▶ [Objective] Do not copy the pictures; transcribe all other material exactly.

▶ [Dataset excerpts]
╔══
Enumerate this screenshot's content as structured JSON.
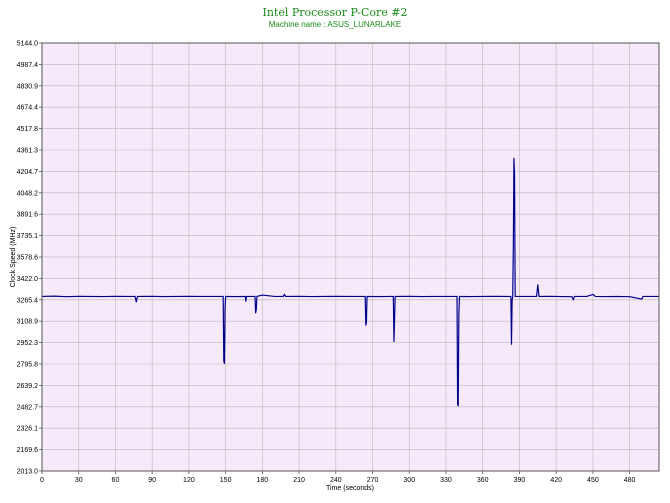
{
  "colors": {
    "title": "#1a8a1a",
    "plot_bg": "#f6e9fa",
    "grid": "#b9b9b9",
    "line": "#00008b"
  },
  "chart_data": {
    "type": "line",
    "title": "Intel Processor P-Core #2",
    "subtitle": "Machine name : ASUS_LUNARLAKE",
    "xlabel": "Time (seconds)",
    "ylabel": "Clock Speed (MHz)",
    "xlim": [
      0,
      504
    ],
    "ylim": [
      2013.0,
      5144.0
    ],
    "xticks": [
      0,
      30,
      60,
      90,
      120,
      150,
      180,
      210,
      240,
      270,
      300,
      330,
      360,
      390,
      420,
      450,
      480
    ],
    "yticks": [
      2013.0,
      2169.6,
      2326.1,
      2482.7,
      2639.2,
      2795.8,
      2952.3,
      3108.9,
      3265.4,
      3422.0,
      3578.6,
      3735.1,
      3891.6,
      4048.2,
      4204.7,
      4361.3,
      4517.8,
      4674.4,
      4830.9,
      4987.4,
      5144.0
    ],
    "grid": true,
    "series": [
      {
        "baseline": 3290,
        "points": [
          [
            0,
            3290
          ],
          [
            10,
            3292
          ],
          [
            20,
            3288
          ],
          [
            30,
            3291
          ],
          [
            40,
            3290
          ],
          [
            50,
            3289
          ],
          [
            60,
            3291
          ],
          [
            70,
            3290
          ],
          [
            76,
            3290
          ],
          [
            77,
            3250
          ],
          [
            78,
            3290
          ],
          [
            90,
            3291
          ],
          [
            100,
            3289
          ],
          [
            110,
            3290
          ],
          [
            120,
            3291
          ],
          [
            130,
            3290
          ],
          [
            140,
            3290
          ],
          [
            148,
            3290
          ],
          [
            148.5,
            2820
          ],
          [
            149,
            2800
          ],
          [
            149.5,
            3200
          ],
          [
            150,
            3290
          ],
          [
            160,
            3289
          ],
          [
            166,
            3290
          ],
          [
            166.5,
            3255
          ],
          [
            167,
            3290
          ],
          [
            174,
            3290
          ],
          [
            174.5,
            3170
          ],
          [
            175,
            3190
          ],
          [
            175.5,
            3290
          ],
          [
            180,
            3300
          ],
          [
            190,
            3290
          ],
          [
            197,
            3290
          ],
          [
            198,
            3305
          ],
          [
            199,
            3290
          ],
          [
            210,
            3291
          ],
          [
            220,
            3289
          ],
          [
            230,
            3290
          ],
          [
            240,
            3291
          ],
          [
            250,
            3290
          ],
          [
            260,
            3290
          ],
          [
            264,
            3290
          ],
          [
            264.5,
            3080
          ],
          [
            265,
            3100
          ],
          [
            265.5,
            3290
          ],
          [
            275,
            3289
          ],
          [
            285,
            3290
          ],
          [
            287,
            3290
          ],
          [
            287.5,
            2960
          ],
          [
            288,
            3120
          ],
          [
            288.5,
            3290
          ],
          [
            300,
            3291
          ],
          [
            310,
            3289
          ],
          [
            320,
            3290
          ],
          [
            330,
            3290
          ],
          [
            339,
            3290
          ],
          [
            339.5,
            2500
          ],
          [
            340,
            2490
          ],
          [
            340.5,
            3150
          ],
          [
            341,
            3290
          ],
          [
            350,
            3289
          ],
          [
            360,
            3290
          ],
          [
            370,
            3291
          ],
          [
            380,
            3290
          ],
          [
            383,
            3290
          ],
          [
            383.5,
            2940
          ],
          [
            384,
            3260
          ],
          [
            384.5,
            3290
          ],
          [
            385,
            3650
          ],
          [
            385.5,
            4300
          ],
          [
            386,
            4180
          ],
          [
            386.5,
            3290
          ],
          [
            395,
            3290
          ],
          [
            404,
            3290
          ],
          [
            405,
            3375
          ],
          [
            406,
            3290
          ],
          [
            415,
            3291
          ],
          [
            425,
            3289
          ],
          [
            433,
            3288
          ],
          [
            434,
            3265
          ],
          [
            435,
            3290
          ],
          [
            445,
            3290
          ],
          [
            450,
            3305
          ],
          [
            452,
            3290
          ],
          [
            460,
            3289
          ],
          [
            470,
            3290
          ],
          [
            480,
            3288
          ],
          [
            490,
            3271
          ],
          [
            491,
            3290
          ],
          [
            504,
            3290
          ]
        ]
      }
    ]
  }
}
╚══
▶ [Exercise output]
Enumerate this screenshot's content as structured JSON.
{
  "colors": {
    "title": "#1a8a1a",
    "plot_bg": "#f6e9fa",
    "grid": "#b9b9b9",
    "line": "#00008b"
  },
  "chart_data": {
    "type": "line",
    "title": "Intel Processor P-Core #2",
    "subtitle": "Machine name : ASUS_LUNARLAKE",
    "xlabel": "Time (seconds)",
    "ylabel": "Clock Speed (MHz)",
    "xlim": [
      0,
      504
    ],
    "ylim": [
      2013.0,
      5144.0
    ],
    "xticks": [
      0,
      30,
      60,
      90,
      120,
      150,
      180,
      210,
      240,
      270,
      300,
      330,
      360,
      390,
      420,
      450,
      480
    ],
    "yticks": [
      2013.0,
      2169.6,
      2326.1,
      2482.7,
      2639.2,
      2795.8,
      2952.3,
      3108.9,
      3265.4,
      3422.0,
      3578.6,
      3735.1,
      3891.6,
      4048.2,
      4204.7,
      4361.3,
      4517.8,
      4674.4,
      4830.9,
      4987.4,
      5144.0
    ],
    "grid": true,
    "series": [
      {
        "baseline": 3290,
        "points": [
          [
            0,
            3290
          ],
          [
            10,
            3292
          ],
          [
            20,
            3288
          ],
          [
            30,
            3291
          ],
          [
            40,
            3290
          ],
          [
            50,
            3289
          ],
          [
            60,
            3291
          ],
          [
            70,
            3290
          ],
          [
            76,
            3290
          ],
          [
            77,
            3250
          ],
          [
            78,
            3290
          ],
          [
            90,
            3291
          ],
          [
            100,
            3289
          ],
          [
            110,
            3290
          ],
          [
            120,
            3291
          ],
          [
            130,
            3290
          ],
          [
            140,
            3290
          ],
          [
            148,
            3290
          ],
          [
            148.5,
            2820
          ],
          [
            149,
            2800
          ],
          [
            149.5,
            3200
          ],
          [
            150,
            3290
          ],
          [
            160,
            3289
          ],
          [
            166,
            3290
          ],
          [
            166.5,
            3255
          ],
          [
            167,
            3290
          ],
          [
            174,
            3290
          ],
          [
            174.5,
            3170
          ],
          [
            175,
            3190
          ],
          [
            175.5,
            3290
          ],
          [
            180,
            3300
          ],
          [
            190,
            3290
          ],
          [
            197,
            3290
          ],
          [
            198,
            3305
          ],
          [
            199,
            3290
          ],
          [
            210,
            3291
          ],
          [
            220,
            3289
          ],
          [
            230,
            3290
          ],
          [
            240,
            3291
          ],
          [
            250,
            3290
          ],
          [
            260,
            3290
          ],
          [
            264,
            3290
          ],
          [
            264.5,
            3080
          ],
          [
            265,
            3100
          ],
          [
            265.5,
            3290
          ],
          [
            275,
            3289
          ],
          [
            285,
            3290
          ],
          [
            287,
            3290
          ],
          [
            287.5,
            2960
          ],
          [
            288,
            3120
          ],
          [
            288.5,
            3290
          ],
          [
            300,
            3291
          ],
          [
            310,
            3289
          ],
          [
            320,
            3290
          ],
          [
            330,
            3290
          ],
          [
            339,
            3290
          ],
          [
            339.5,
            2500
          ],
          [
            340,
            2490
          ],
          [
            340.5,
            3150
          ],
          [
            341,
            3290
          ],
          [
            350,
            3289
          ],
          [
            360,
            3290
          ],
          [
            370,
            3291
          ],
          [
            380,
            3290
          ],
          [
            383,
            3290
          ],
          [
            383.5,
            2940
          ],
          [
            384,
            3260
          ],
          [
            384.5,
            3290
          ],
          [
            385,
            3650
          ],
          [
            385.5,
            4300
          ],
          [
            386,
            4180
          ],
          [
            386.5,
            3290
          ],
          [
            395,
            3290
          ],
          [
            404,
            3290
          ],
          [
            405,
            3375
          ],
          [
            406,
            3290
          ],
          [
            415,
            3291
          ],
          [
            425,
            3289
          ],
          [
            433,
            3288
          ],
          [
            434,
            3265
          ],
          [
            435,
            3290
          ],
          [
            445,
            3290
          ],
          [
            450,
            3305
          ],
          [
            452,
            3290
          ],
          [
            460,
            3289
          ],
          [
            470,
            3290
          ],
          [
            480,
            3288
          ],
          [
            490,
            3271
          ],
          [
            491,
            3290
          ],
          [
            504,
            3290
          ]
        ]
      }
    ]
  }
}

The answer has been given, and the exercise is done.